··· DATA LINES ···

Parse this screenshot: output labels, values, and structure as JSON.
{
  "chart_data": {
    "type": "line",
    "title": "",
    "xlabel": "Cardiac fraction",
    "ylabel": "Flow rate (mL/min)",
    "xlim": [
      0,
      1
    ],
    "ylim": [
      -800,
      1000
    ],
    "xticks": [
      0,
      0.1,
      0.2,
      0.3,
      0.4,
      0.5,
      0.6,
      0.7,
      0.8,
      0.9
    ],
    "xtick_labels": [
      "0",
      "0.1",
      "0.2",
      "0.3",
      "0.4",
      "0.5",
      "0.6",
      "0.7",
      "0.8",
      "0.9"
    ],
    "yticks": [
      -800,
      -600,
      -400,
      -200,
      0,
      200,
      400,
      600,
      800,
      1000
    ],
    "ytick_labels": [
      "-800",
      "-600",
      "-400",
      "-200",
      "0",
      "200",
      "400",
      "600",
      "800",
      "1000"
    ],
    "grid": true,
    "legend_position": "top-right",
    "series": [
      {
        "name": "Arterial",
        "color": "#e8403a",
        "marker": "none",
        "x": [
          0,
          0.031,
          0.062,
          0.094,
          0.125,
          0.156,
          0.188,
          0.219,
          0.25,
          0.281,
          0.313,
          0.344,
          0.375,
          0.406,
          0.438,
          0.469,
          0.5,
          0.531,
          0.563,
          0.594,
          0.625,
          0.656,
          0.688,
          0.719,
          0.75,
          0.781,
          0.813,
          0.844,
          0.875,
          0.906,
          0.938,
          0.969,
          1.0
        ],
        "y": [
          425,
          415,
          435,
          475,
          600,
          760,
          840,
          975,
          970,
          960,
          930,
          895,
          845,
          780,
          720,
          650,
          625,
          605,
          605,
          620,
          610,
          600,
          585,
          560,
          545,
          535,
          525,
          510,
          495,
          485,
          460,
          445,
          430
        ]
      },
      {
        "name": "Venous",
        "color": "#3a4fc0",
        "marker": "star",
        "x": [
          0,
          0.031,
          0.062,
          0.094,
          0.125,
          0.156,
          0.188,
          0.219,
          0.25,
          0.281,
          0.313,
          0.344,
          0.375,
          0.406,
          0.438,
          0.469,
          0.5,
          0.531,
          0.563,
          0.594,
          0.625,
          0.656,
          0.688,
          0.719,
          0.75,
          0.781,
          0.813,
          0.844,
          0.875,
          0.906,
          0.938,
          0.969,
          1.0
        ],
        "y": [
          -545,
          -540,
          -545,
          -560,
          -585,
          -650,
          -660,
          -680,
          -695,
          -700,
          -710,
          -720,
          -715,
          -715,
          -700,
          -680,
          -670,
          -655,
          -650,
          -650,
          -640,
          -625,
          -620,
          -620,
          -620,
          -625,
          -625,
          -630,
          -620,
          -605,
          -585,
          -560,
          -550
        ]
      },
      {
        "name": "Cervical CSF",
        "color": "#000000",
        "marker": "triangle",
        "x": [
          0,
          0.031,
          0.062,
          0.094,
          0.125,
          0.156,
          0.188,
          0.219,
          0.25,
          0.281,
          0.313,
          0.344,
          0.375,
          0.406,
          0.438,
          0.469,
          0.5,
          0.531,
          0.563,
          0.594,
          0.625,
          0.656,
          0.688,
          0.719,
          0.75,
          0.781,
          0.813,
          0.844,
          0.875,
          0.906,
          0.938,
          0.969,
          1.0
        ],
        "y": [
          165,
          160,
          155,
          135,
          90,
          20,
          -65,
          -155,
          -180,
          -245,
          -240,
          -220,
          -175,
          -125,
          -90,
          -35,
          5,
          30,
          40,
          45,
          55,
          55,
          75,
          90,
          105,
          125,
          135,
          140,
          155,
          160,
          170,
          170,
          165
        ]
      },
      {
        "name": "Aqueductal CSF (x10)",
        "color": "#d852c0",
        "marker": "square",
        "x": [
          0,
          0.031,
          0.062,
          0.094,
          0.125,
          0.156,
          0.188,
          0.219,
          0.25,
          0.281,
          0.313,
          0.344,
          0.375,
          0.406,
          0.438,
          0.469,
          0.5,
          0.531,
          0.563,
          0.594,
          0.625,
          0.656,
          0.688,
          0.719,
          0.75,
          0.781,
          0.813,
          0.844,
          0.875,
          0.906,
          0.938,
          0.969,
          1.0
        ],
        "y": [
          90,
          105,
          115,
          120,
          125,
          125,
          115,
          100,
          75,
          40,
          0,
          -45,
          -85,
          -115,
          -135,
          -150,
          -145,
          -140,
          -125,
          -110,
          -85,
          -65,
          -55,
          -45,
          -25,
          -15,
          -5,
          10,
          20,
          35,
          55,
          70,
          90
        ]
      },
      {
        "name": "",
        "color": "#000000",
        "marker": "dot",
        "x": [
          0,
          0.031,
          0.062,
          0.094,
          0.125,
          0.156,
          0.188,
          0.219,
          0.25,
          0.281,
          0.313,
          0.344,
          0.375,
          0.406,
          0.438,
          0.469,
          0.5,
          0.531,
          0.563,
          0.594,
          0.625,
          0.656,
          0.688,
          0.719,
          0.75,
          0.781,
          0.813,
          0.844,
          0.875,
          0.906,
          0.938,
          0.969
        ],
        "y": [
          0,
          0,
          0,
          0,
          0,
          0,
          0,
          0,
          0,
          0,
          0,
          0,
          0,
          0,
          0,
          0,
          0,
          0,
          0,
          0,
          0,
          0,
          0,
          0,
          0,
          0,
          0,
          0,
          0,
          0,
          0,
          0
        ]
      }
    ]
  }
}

···

INSTRUCTIONS FOR THE TASK:
Return all of the entries exactly as they were supplied.

REPLY:
Parse this screenshot: output labels, values, and structure as JSON.
{
  "chart_data": {
    "type": "line",
    "title": "",
    "xlabel": "Cardiac fraction",
    "ylabel": "Flow rate (mL/min)",
    "xlim": [
      0,
      1
    ],
    "ylim": [
      -800,
      1000
    ],
    "xticks": [
      0,
      0.1,
      0.2,
      0.3,
      0.4,
      0.5,
      0.6,
      0.7,
      0.8,
      0.9
    ],
    "xtick_labels": [
      "0",
      "0.1",
      "0.2",
      "0.3",
      "0.4",
      "0.5",
      "0.6",
      "0.7",
      "0.8",
      "0.9"
    ],
    "yticks": [
      -800,
      -600,
      -400,
      -200,
      0,
      200,
      400,
      600,
      800,
      1000
    ],
    "ytick_labels": [
      "-800",
      "-600",
      "-400",
      "-200",
      "0",
      "200",
      "400",
      "600",
      "800",
      "1000"
    ],
    "grid": true,
    "legend_position": "top-right",
    "series": [
      {
        "name": "Arterial",
        "color": "#e8403a",
        "marker": "none",
        "x": [
          0,
          0.031,
          0.062,
          0.094,
          0.125,
          0.156,
          0.188,
          0.219,
          0.25,
          0.281,
          0.313,
          0.344,
          0.375,
          0.406,
          0.438,
          0.469,
          0.5,
          0.531,
          0.563,
          0.594,
          0.625,
          0.656,
          0.688,
          0.719,
          0.75,
          0.781,
          0.813,
          0.844,
          0.875,
          0.906,
          0.938,
          0.969,
          1.0
        ],
        "y": [
          425,
          415,
          435,
          475,
          600,
          760,
          840,
          975,
          970,
          960,
          930,
          895,
          845,
          780,
          720,
          650,
          625,
          605,
          605,
          620,
          610,
          600,
          585,
          560,
          545,
          535,
          525,
          510,
          495,
          485,
          460,
          445,
          430
        ]
      },
      {
        "name": "Venous",
        "color": "#3a4fc0",
        "marker": "star",
        "x": [
          0,
          0.031,
          0.062,
          0.094,
          0.125,
          0.156,
          0.188,
          0.219,
          0.25,
          0.281,
          0.313,
          0.344,
          0.375,
          0.406,
          0.438,
          0.469,
          0.5,
          0.531,
          0.563,
          0.594,
          0.625,
          0.656,
          0.688,
          0.719,
          0.75,
          0.781,
          0.813,
          0.844,
          0.875,
          0.906,
          0.938,
          0.969,
          1.0
        ],
        "y": [
          -545,
          -540,
          -545,
          -560,
          -585,
          -650,
          -660,
          -680,
          -695,
          -700,
          -710,
          -720,
          -715,
          -715,
          -700,
          -680,
          -670,
          -655,
          -650,
          -650,
          -640,
          -625,
          -620,
          -620,
          -620,
          -625,
          -625,
          -630,
          -620,
          -605,
          -585,
          -560,
          -550
        ]
      },
      {
        "name": "Cervical CSF",
        "color": "#000000",
        "marker": "triangle",
        "x": [
          0,
          0.031,
          0.062,
          0.094,
          0.125,
          0.156,
          0.188,
          0.219,
          0.25,
          0.281,
          0.313,
          0.344,
          0.375,
          0.406,
          0.438,
          0.469,
          0.5,
          0.531,
          0.563,
          0.594,
          0.625,
          0.656,
          0.688,
          0.719,
          0.75,
          0.781,
          0.813,
          0.844,
          0.875,
          0.906,
          0.938,
          0.969,
          1.0
        ],
        "y": [
          165,
          160,
          155,
          135,
          90,
          20,
          -65,
          -155,
          -180,
          -245,
          -240,
          -220,
          -175,
          -125,
          -90,
          -35,
          5,
          30,
          40,
          45,
          55,
          55,
          75,
          90,
          105,
          125,
          135,
          140,
          155,
          160,
          170,
          170,
          165
        ]
      },
      {
        "name": "Aqueductal CSF (x10)",
        "color": "#d852c0",
        "marker": "square",
        "x": [
          0,
          0.031,
          0.062,
          0.094,
          0.125,
          0.156,
          0.188,
          0.219,
          0.25,
          0.281,
          0.313,
          0.344,
          0.375,
          0.406,
          0.438,
          0.469,
          0.5,
          0.531,
          0.563,
          0.594,
          0.625,
          0.656,
          0.688,
          0.719,
          0.75,
          0.781,
          0.813,
          0.844,
          0.875,
          0.906,
          0.938,
          0.969,
          1.0
        ],
        "y": [
          90,
          105,
          115,
          120,
          125,
          125,
          115,
          100,
          75,
          40,
          0,
          -45,
          -85,
          -115,
          -135,
          -150,
          -145,
          -140,
          -125,
          -110,
          -85,
          -65,
          -55,
          -45,
          -25,
          -15,
          -5,
          10,
          20,
          35,
          55,
          70,
          90
        ]
      },
      {
        "name": "",
        "color": "#000000",
        "marker": "dot",
        "x": [
          0,
          0.031,
          0.062,
          0.094,
          0.125,
          0.156,
          0.188,
          0.219,
          0.25,
          0.281,
          0.313,
          0.344,
          0.375,
          0.406,
          0.438,
          0.469,
          0.5,
          0.531,
          0.563,
          0.594,
          0.625,
          0.656,
          0.688,
          0.719,
          0.75,
          0.781,
          0.813,
          0.844,
          0.875,
          0.906,
          0.938,
          0.969
        ],
        "y": [
          0,
          0,
          0,
          0,
          0,
          0,
          0,
          0,
          0,
          0,
          0,
          0,
          0,
          0,
          0,
          0,
          0,
          0,
          0,
          0,
          0,
          0,
          0,
          0,
          0,
          0,
          0,
          0,
          0,
          0,
          0,
          0
        ]
      }
    ]
  }
}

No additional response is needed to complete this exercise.